Retype all of the data exactly as given.

# [Records shown]
===

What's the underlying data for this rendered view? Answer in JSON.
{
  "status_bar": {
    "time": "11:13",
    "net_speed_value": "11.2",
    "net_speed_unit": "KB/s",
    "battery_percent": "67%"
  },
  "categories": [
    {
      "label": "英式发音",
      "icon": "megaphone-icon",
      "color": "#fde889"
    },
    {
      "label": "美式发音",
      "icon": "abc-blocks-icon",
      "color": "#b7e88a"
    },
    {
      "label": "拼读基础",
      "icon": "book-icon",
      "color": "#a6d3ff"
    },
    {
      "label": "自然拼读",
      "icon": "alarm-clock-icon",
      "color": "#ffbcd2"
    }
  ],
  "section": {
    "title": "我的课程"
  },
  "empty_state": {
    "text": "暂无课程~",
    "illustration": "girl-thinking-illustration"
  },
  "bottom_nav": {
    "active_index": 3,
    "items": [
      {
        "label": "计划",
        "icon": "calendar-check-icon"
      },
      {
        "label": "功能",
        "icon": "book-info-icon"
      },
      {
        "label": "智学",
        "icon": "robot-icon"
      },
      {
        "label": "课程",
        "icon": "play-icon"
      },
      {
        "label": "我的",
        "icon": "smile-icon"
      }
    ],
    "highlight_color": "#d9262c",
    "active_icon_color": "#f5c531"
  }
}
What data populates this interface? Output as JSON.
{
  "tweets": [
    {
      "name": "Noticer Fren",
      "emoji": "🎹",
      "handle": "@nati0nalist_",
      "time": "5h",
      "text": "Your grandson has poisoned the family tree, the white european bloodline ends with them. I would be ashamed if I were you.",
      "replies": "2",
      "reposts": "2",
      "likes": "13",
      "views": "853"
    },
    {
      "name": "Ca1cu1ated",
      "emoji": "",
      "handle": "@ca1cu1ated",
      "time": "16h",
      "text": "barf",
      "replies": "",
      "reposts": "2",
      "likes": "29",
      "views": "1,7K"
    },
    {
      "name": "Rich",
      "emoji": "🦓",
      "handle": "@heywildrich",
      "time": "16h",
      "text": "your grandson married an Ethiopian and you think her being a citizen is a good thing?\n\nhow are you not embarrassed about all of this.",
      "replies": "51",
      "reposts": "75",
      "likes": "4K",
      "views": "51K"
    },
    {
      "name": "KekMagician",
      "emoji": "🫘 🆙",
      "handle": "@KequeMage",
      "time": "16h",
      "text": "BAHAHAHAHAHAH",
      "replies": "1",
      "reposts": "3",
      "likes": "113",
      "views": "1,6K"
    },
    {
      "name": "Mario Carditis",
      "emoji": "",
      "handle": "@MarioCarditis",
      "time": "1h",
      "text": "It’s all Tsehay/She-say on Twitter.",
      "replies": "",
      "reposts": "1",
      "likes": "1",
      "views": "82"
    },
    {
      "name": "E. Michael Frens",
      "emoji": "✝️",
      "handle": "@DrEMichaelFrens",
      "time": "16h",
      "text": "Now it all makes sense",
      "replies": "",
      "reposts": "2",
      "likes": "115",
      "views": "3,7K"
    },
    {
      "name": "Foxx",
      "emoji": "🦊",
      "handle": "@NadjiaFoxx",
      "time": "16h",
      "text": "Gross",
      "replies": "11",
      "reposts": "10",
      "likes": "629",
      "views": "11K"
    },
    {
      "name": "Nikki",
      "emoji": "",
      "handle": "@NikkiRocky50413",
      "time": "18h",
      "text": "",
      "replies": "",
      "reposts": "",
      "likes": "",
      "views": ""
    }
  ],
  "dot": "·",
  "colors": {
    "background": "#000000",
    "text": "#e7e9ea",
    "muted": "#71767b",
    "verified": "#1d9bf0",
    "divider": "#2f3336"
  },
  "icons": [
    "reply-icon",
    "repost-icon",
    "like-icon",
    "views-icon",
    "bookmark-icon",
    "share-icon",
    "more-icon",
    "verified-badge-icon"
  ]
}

===

# [Solution below]
What's the underlying data for this rendered view? Answer in JSON.
{
  "status_bar": {
    "time": "11:13",
    "net_speed_value": "11.2",
    "net_speed_unit": "KB/s",
    "battery_percent": "67%"
  },
  "categories": [
    {
      "label": "英式发音",
      "icon": "megaphone-icon",
      "color": "#fde889"
    },
    {
      "label": "美式发音",
      "icon": "abc-blocks-icon",
      "color": "#b7e88a"
    },
    {
      "label": "拼读基础",
      "icon": "book-icon",
      "color": "#a6d3ff"
    },
    {
      "label": "自然拼读",
      "icon": "alarm-clock-icon",
      "color": "#ffbcd2"
    }
  ],
  "section": {
    "title": "我的课程"
  },
  "empty_state": {
    "text": "暂无课程~",
    "illustration": "girl-thinking-illustration"
  },
  "bottom_nav": {
    "active_index": 3,
    "items": [
      {
        "label": "计划",
        "icon": "calendar-check-icon"
      },
      {
        "label": "功能",
        "icon": "book-info-icon"
      },
      {
        "label": "智学",
        "icon": "robot-icon"
      },
      {
        "label": "课程",
        "icon": "play-icon"
      },
      {
        "label": "我的",
        "icon": "smile-icon"
      }
    ],
    "highlight_color": "#d9262c",
    "active_icon_color": "#f5c531"
  }
}
What data populates this interface? Output as JSON.
{
  "tweets": [
    {
      "name": "Noticer Fren",
      "emoji": "🎹",
      "handle": "@nati0nalist_",
      "time": "5h",
      "text": "Your grandson has poisoned the family tree, the white european bloodline ends with them. I would be ashamed if I were you.",
      "replies": "2",
      "reposts": "2",
      "likes": "13",
      "views": "853"
    },
    {
      "name": "Ca1cu1ated",
      "emoji": "",
      "handle": "@ca1cu1ated",
      "time": "16h",
      "text": "barf",
      "replies": "",
      "reposts": "2",
      "likes": "29",
      "views": "1,7K"
    },
    {
      "name": "Rich",
      "emoji": "🦓",
      "handle": "@heywildrich",
      "time": "16h",
      "text": "your grandson married an Ethiopian and you think her being a citizen is a good thing?\n\nhow are you not embarrassed about all of this.",
      "replies": "51",
      "reposts": "75",
      "likes": "4K",
      "views": "51K"
    },
    {
      "name": "KekMagician",
      "emoji": "🫘 🆙",
      "handle": "@KequeMage",
      "time": "16h",
      "text": "BAHAHAHAHAHAH",
      "replies": "1",
      "reposts": "3",
      "likes": "113",
      "views": "1,6K"
    },
    {
      "name": "Mario Carditis",
      "emoji": "",
      "handle": "@MarioCarditis",
      "time": "1h",
      "text": "It’s all Tsehay/She-say on Twitter.",
      "replies": "",
      "reposts": "1",
      "likes": "1",
      "views": "82"
    },
    {
      "name": "E. Michael Frens",
      "emoji": "✝️",
      "handle": "@DrEMichaelFrens",
      "time": "16h",
      "text": "Now it all makes sense",
      "replies": "",
      "reposts": "2",
      "likes": "115",
      "views": "3,7K"
    },
    {
      "name": "Foxx",
      "emoji": "🦊",
      "handle": "@NadjiaFoxx",
      "time": "16h",
      "text": "Gross",
      "replies": "11",
      "reposts": "10",
      "likes": "629",
      "views": "11K"
    },
    {
      "name": "Nikki",
      "emoji": "",
      "handle": "@NikkiRocky50413",
      "time": "18h",
      "text": "",
      "replies": "",
      "reposts": "",
      "likes": "",
      "views": ""
    }
  ],
  "dot": "·",
  "colors": {
    "background": "#000000",
    "text": "#e7e9ea",
    "muted": "#71767b",
    "verified": "#1d9bf0",
    "divider": "#2f3336"
  },
  "icons": [
    "reply-icon",
    "repost-icon",
    "like-icon",
    "views-icon",
    "bookmark-icon",
    "share-icon",
    "more-icon",
    "verified-badge-icon"
  ]
}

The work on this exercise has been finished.